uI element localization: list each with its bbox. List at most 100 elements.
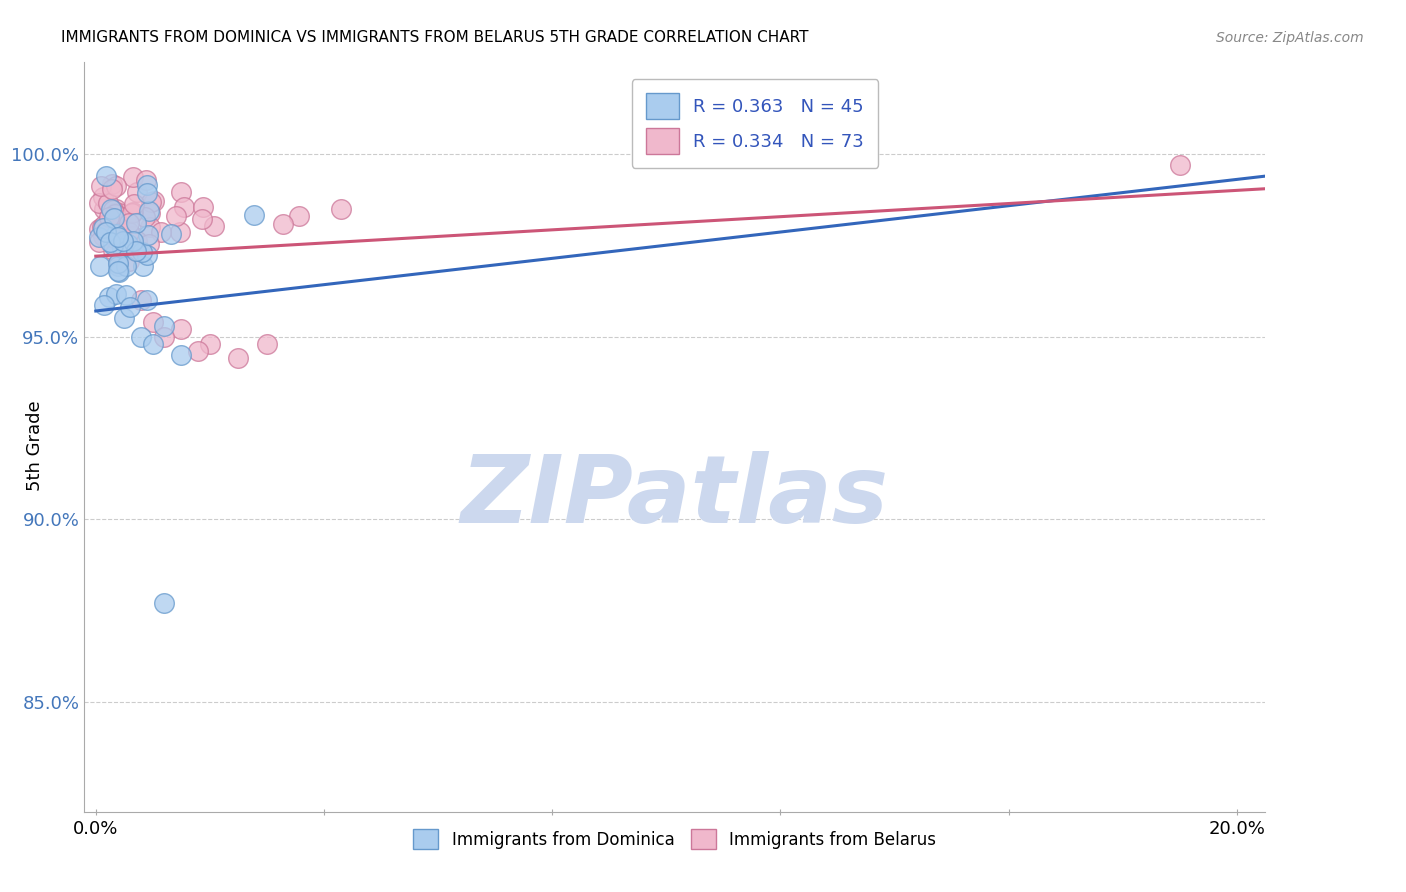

★ ★ ★ ★

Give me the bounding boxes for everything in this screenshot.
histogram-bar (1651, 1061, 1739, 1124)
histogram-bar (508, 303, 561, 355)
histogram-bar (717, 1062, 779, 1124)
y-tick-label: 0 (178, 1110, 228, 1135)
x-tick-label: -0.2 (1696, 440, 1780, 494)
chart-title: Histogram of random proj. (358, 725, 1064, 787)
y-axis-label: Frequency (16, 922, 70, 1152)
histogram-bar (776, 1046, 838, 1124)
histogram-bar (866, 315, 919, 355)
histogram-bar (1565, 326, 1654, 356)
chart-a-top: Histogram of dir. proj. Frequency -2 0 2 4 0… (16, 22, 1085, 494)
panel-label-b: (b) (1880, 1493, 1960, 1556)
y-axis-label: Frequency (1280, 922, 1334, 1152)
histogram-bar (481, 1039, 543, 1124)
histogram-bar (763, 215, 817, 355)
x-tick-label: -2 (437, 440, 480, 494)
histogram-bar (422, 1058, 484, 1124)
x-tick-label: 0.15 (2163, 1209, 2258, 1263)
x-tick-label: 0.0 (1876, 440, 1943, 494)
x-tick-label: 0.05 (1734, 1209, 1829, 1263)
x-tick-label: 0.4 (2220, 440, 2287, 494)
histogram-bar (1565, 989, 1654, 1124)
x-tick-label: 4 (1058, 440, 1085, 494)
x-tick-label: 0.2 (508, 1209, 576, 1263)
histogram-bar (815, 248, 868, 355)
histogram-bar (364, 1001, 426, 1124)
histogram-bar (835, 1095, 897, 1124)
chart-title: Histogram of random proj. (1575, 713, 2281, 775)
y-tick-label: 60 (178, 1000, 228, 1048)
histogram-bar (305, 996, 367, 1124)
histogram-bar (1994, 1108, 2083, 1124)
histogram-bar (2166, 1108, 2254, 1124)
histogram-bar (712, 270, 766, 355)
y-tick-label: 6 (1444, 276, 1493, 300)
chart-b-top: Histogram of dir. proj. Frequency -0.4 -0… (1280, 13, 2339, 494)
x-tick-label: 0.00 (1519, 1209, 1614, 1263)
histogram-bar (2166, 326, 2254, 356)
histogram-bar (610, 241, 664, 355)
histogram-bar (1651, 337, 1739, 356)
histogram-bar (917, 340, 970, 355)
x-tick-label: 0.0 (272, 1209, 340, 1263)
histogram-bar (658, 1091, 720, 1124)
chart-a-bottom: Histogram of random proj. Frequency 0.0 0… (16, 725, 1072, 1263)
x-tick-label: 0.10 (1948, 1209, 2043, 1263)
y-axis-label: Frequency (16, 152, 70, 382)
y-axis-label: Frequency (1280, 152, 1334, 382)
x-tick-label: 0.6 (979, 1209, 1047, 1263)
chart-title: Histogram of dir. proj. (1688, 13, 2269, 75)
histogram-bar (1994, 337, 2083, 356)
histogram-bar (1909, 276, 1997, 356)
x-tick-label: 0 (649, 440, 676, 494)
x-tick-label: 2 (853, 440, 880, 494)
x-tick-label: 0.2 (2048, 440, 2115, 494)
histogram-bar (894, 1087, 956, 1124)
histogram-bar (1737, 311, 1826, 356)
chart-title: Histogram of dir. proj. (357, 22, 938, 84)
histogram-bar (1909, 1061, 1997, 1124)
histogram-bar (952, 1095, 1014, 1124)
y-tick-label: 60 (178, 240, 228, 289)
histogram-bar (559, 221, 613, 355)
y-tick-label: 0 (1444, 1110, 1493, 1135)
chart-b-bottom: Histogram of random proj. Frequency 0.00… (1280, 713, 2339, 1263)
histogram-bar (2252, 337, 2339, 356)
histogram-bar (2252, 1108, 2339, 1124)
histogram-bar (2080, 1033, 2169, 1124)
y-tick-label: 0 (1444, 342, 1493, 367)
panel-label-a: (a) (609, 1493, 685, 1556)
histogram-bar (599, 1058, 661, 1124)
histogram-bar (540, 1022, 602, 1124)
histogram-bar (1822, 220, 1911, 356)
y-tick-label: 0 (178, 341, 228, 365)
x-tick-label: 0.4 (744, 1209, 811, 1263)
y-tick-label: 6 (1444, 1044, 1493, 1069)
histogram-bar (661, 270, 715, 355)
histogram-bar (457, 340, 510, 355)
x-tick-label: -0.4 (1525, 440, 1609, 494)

★ ★ ★ ★

[任务目标] 请将包含“Give me the”的行至包含“histogram-bar (658, 1091, 720, 1124)”的行（首尾两行均计入）改写为两列 CSV，列名分别为“查询”和“结果”。每段文字与其回答合占一行，各置于一个带引号的字段中，其中的换行一律改为空格。

[任务输出]
查询,结果
"Give me the bounding boxes for everything in this screenshot.","histogram-bar (1651, 1061, 1739, 1124) histogram-bar (508, 303, 561, 355) histogram-bar (717, 1062, 779, 1124) y-tick-label: 0 (178, 1110, 228, 1135) x-tick-label: -0.2 (1696, 440, 1780, 494) chart-title: Histogram of random proj. (358, 725, 1064, 787) y-axis-label: Frequency (16, 922, 70, 1152) histogram-bar (776, 1046, 838, 1124) histogram-bar (866, 315, 919, 355) histogram-bar (1565, 326, 1654, 356) chart-a-top: Histogram of dir. proj. Frequency -2 0 2 4 0… (16, 22, 1085, 494) panel-label-b: (b) (1880, 1493, 1960, 1556) y-axis-label: Frequency (1280, 922, 1334, 1152) histogram-bar (481, 1039, 543, 1124) histogram-bar (763, 215, 817, 355) x-tick-label: -2 (437, 440, 480, 494) histogram-bar (422, 1058, 484, 1124) x-tick-label: 0.15 (2163, 1209, 2258, 1263) x-tick-label: 0.0 (1876, 440, 1943, 494) x-tick-label: 0.05 (1734, 1209, 1829, 1263) x-tick-label: 0.4 (2220, 440, 2287, 494) histogram-bar (1565, 989, 1654, 1124) x-tick-label: 4 (1058, 440, 1085, 494) x-tick-label: 0.2 (508, 1209, 576, 1263) histogram-bar (815, 248, 868, 355) histogram-bar (364, 1001, 426, 1124) histogram-bar (835, 1095, 897, 1124) chart-title: Histogram of random proj. (1575, 713, 2281, 775) y-tick-label: 60 (178, 1000, 228, 1048) histogram-bar (305, 996, 367, 1124) histogram-bar (1994, 1108, 2083, 1124) histogram-bar (2166, 1108, 2254, 1124) histogram-bar (712, 270, 766, 355) y-tick-label: 6 (1444, 276, 1493, 300) chart-b-top: Histogram of dir. proj. Frequency -0.4 -0… (1280, 13, 2339, 494) x-tick-label: 0.00 (1519, 1209, 1614, 1263) histogram-bar (2166, 326, 2254, 356) histogram-bar (610, 241, 664, 355) histogram-bar (1651, 337, 1739, 356) histogram-bar (917, 340, 970, 355) x-tick-label: 0.0 (272, 1209, 340, 1263) histogram-bar (658, 1091, 720, 1124)"